### RECORDED DATA ###

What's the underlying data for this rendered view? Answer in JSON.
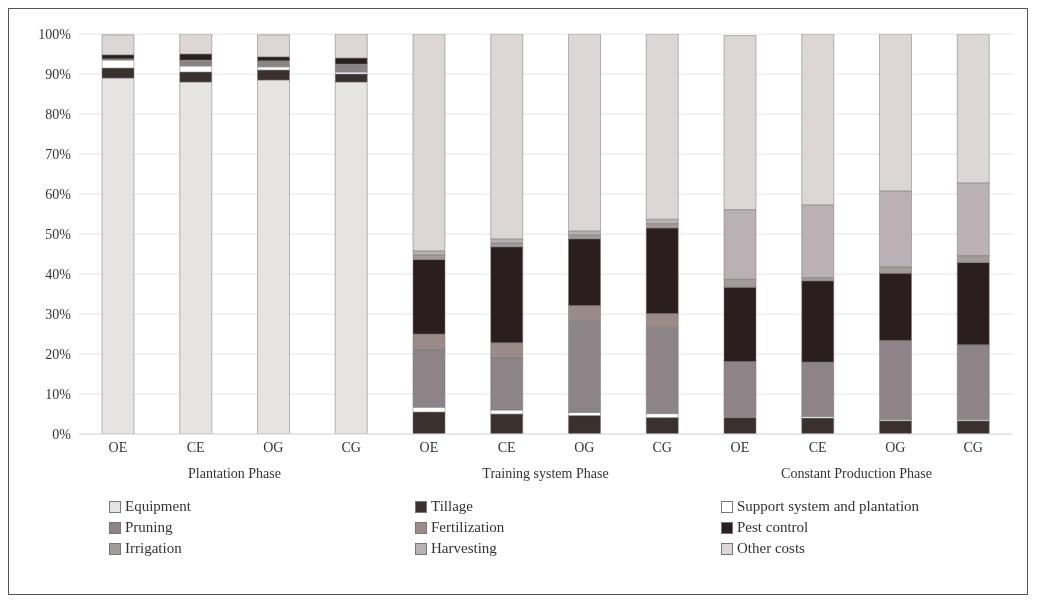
{
  "chart_data": {
    "type": "bar",
    "stacked": true,
    "categories": [
      "OE",
      "CE",
      "OG",
      "CG",
      "OE",
      "CE",
      "OG",
      "CG",
      "OE",
      "CE",
      "OG",
      "CG"
    ],
    "series": [
      {
        "name": "Equipment",
        "color": "#e6e3e3",
        "values": [
          89,
          88,
          88.5,
          88,
          0,
          0,
          0,
          0,
          0,
          0,
          0,
          0
        ]
      },
      {
        "name": "Tillage",
        "color": "#3a302e",
        "values": [
          2.5,
          2.5,
          2.5,
          2,
          5.5,
          5,
          4.6,
          4.1,
          4.1,
          4,
          3.3,
          3.3
        ]
      },
      {
        "name": "Support system and plantation",
        "color": "#ffffff",
        "values": [
          2,
          1.5,
          0.8,
          0.5,
          1.2,
          1,
          0.8,
          1,
          null,
          0.4,
          0.3,
          0.3
        ]
      },
      {
        "name": "Pruning",
        "color": "#8c8486",
        "values": [
          0.3,
          1,
          1.5,
          1.5,
          14.3,
          13,
          23,
          21.6,
          14,
          13.6,
          19.8,
          18.7
        ]
      },
      {
        "name": "Fertilization",
        "color": "#9a8a88",
        "values": [
          null,
          0.5,
          null,
          0.5,
          4,
          3.8,
          3.7,
          3.4,
          0,
          0,
          0,
          0
        ]
      },
      {
        "name": "Pest control",
        "color": "#2a1e1e",
        "values": [
          1,
          1.5,
          1,
          1.5,
          18.6,
          24,
          16.7,
          21.4,
          18.6,
          20.3,
          16.8,
          20.6
        ]
      },
      {
        "name": "Irrigation",
        "color": "#a39a9a",
        "values": [
          0,
          0,
          0,
          0,
          1.2,
          1,
          1,
          1.1,
          2,
          0.8,
          1.6,
          1.7
        ]
      },
      {
        "name": "Harvesting",
        "color": "#b9b1b3",
        "values": [
          0,
          0,
          0,
          0,
          1,
          1,
          1,
          1.1,
          17.4,
          18.2,
          19,
          18.2
        ]
      },
      {
        "name": "Other costs",
        "color": "#dcd6d6",
        "values": [
          5,
          5,
          5.5,
          6,
          54.2,
          51.2,
          49.2,
          46.3,
          43.5,
          42.7,
          39.2,
          37.2
        ]
      }
    ],
    "ylim": [
      0,
      100
    ],
    "yticks": [
      {
        "value": 0,
        "label": "0%"
      },
      {
        "value": 10,
        "label": "10%"
      },
      {
        "value": 20,
        "label": "20%"
      },
      {
        "value": 30,
        "label": "30%"
      },
      {
        "value": 40,
        "label": "40%"
      },
      {
        "value": 50,
        "label": "50%"
      },
      {
        "value": 60,
        "label": "60%"
      },
      {
        "value": 70,
        "label": "70%"
      },
      {
        "value": 80,
        "label": "80%"
      },
      {
        "value": 90,
        "label": "90%"
      },
      {
        "value": 100,
        "label": "100%"
      }
    ],
    "annotations": [
      "Plantation Phase",
      "Training system Phase",
      "Constant Production Phase"
    ],
    "grid": "y",
    "legend": "bottom"
  }
}
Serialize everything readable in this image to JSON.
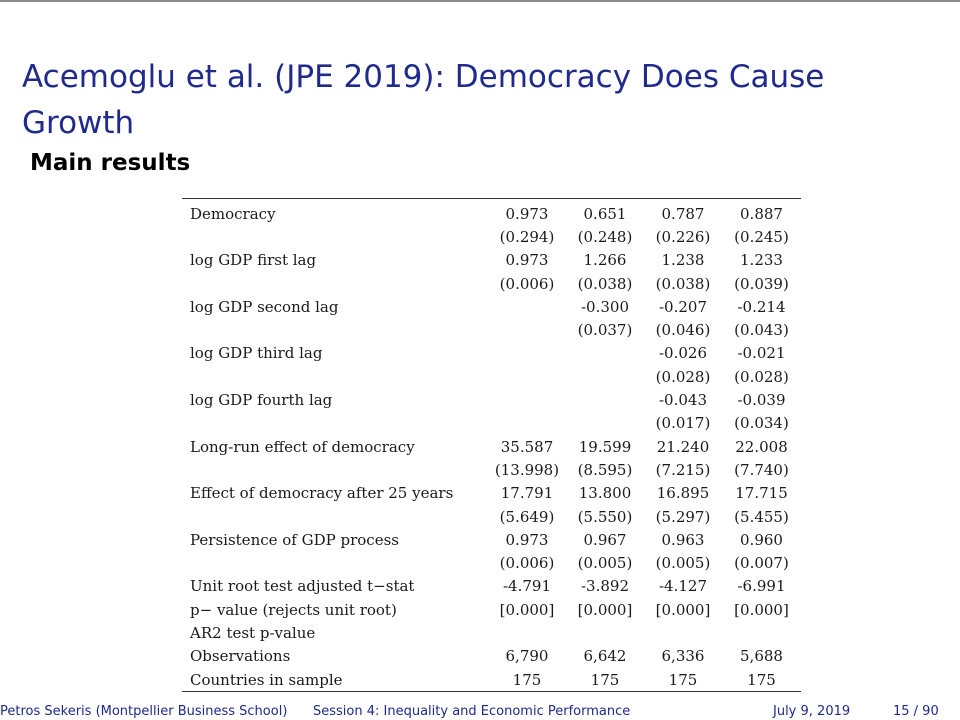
{
  "slide": {
    "title": "Acemoglu et al. (JPE 2019): Democracy Does Cause Growth",
    "subtitle": "Main results"
  },
  "table": {
    "rows": [
      {
        "label": "Democracy",
        "values": [
          "0.973",
          "0.651",
          "0.787",
          "0.887"
        ]
      },
      {
        "label": "",
        "values": [
          "(0.294)",
          "(0.248)",
          "(0.226)",
          "(0.245)"
        ]
      },
      {
        "label": "log GDP first lag",
        "values": [
          "0.973",
          "1.266",
          "1.238",
          "1.233"
        ]
      },
      {
        "label": "",
        "values": [
          "(0.006)",
          "(0.038)",
          "(0.038)",
          "(0.039)"
        ]
      },
      {
        "label": "log GDP second lag",
        "values": [
          "",
          "-0.300",
          "-0.207",
          "-0.214"
        ]
      },
      {
        "label": "",
        "values": [
          "",
          "(0.037)",
          "(0.046)",
          "(0.043)"
        ]
      },
      {
        "label": "log GDP third lag",
        "values": [
          "",
          "",
          "-0.026",
          "-0.021"
        ]
      },
      {
        "label": "",
        "values": [
          "",
          "",
          "(0.028)",
          "(0.028)"
        ]
      },
      {
        "label": "log GDP fourth lag",
        "values": [
          "",
          "",
          "-0.043",
          "-0.039"
        ]
      },
      {
        "label": "",
        "values": [
          "",
          "",
          "(0.017)",
          "(0.034)"
        ]
      },
      {
        "label": " Long-run effect of democracy",
        "values": [
          "35.587",
          "19.599",
          "21.240",
          "22.008"
        ]
      },
      {
        "label": "",
        "values": [
          "(13.998)",
          "(8.595)",
          "(7.215)",
          "(7.740)"
        ]
      },
      {
        "label": "Effect of democracy after 25 years",
        "values": [
          "17.791",
          "13.800",
          "16.895",
          "17.715"
        ]
      },
      {
        "label": "",
        "values": [
          "(5.649)",
          "(5.550)",
          "(5.297)",
          "(5.455)"
        ]
      },
      {
        "label": "Persistence of GDP process",
        "values": [
          "0.973",
          "0.967",
          "0.963",
          "0.960"
        ]
      },
      {
        "label": "",
        "values": [
          "(0.006)",
          "(0.005)",
          "(0.005)",
          "(0.007)"
        ]
      },
      {
        "label": "Unit root test adjusted t−stat",
        "values": [
          "-4.791",
          "-3.892",
          "-4.127",
          "-6.991"
        ]
      },
      {
        "label": "p− value (rejects unit root)",
        "values": [
          "[0.000]",
          "[0.000]",
          "[0.000]",
          "[0.000]"
        ]
      },
      {
        "label": "AR2 test p-value",
        "values": [
          "",
          "",
          "",
          ""
        ]
      },
      {
        "label": "Observations",
        "values": [
          "6,790",
          "6,642",
          "6,336",
          "5,688"
        ]
      },
      {
        "label": "Countries in sample",
        "values": [
          "175",
          "175",
          "175",
          "175"
        ]
      }
    ]
  },
  "footer": {
    "author": "Petros Sekeris (Montpellier Business School)",
    "session": "Session 4: Inequality and Economic Performance",
    "date": "July 9, 2019",
    "pages": "15 / 90"
  },
  "colors": {
    "title": "#1f2a8c",
    "text": "#000000",
    "rule": "#333333"
  }
}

###

▶ THE EXERCISE:
List all lines holding the string "system".

▶ RESULT:
        "name": "Support system and plantation",
      "Training system Phase",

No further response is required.